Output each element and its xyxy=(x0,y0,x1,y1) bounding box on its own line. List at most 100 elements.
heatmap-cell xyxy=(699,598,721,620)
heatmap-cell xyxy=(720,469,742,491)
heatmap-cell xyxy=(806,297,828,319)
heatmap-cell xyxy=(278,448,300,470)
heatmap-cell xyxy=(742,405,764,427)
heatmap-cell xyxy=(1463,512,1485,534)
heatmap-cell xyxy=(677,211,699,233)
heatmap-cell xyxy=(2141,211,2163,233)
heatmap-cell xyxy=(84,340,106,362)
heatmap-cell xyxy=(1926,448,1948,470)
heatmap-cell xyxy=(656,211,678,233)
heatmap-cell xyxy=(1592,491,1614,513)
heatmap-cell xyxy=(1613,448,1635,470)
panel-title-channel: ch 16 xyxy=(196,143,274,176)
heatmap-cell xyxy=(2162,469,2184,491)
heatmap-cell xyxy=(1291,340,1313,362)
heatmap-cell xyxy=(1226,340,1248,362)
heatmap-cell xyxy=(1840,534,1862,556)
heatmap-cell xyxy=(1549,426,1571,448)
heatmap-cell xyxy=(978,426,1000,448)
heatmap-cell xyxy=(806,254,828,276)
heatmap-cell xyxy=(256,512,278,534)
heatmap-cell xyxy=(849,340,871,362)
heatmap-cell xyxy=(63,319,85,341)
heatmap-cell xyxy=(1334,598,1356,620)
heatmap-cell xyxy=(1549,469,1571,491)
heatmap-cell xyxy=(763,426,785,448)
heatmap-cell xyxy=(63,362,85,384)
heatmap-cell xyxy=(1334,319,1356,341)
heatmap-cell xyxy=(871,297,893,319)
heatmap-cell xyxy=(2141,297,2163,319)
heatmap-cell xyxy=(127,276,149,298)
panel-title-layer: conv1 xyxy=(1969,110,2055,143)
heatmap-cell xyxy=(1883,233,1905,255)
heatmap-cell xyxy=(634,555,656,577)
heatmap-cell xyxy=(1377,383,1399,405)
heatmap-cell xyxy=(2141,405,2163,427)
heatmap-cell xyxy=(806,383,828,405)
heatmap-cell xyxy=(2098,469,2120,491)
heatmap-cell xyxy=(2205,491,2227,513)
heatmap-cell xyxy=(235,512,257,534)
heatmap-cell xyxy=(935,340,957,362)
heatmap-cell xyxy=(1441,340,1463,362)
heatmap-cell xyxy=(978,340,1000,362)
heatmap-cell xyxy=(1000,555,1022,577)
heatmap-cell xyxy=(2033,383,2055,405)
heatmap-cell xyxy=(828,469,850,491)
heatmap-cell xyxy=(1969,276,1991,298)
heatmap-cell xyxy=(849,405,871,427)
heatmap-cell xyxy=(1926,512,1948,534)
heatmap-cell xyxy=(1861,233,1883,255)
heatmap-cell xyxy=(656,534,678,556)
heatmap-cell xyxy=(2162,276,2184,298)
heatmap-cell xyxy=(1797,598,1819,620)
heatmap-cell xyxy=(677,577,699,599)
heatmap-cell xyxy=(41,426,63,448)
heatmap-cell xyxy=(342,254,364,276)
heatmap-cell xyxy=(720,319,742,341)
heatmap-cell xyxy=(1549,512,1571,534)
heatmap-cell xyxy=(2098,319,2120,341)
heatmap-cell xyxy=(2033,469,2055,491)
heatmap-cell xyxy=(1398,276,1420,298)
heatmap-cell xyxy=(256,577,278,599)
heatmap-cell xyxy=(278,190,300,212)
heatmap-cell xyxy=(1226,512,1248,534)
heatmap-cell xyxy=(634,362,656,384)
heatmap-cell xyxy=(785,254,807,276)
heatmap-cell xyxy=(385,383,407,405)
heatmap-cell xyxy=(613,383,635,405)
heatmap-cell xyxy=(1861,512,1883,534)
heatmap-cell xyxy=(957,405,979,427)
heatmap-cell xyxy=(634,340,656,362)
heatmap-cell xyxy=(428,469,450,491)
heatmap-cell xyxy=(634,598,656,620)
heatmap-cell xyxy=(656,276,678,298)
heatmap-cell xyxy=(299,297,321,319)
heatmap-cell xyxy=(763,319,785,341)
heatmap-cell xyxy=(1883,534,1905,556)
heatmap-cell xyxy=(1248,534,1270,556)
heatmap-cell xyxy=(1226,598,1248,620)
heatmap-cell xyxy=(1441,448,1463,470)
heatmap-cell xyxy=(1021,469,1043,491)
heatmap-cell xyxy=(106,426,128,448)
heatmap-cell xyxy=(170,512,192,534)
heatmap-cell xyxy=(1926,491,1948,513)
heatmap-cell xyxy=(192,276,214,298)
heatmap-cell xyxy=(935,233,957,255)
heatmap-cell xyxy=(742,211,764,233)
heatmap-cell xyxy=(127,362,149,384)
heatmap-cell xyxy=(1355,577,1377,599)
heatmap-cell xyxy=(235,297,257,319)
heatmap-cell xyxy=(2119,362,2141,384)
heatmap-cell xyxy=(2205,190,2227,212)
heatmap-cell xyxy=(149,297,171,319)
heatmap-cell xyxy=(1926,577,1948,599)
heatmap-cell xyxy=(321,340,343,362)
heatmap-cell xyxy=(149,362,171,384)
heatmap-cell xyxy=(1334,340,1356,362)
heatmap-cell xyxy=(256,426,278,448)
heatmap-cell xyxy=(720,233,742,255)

[What you need to do] Reproduce the data above word for word, from its first line down through the line containing "heatmap-cell xyxy=(2141,211,2163,233)", including both ends.

[Answer to this exercise]
Output each element and its xyxy=(x0,y0,x1,y1) bounding box on its own line. List at most 100 elements.
heatmap-cell xyxy=(699,598,721,620)
heatmap-cell xyxy=(720,469,742,491)
heatmap-cell xyxy=(806,297,828,319)
heatmap-cell xyxy=(278,448,300,470)
heatmap-cell xyxy=(742,405,764,427)
heatmap-cell xyxy=(1463,512,1485,534)
heatmap-cell xyxy=(677,211,699,233)
heatmap-cell xyxy=(2141,211,2163,233)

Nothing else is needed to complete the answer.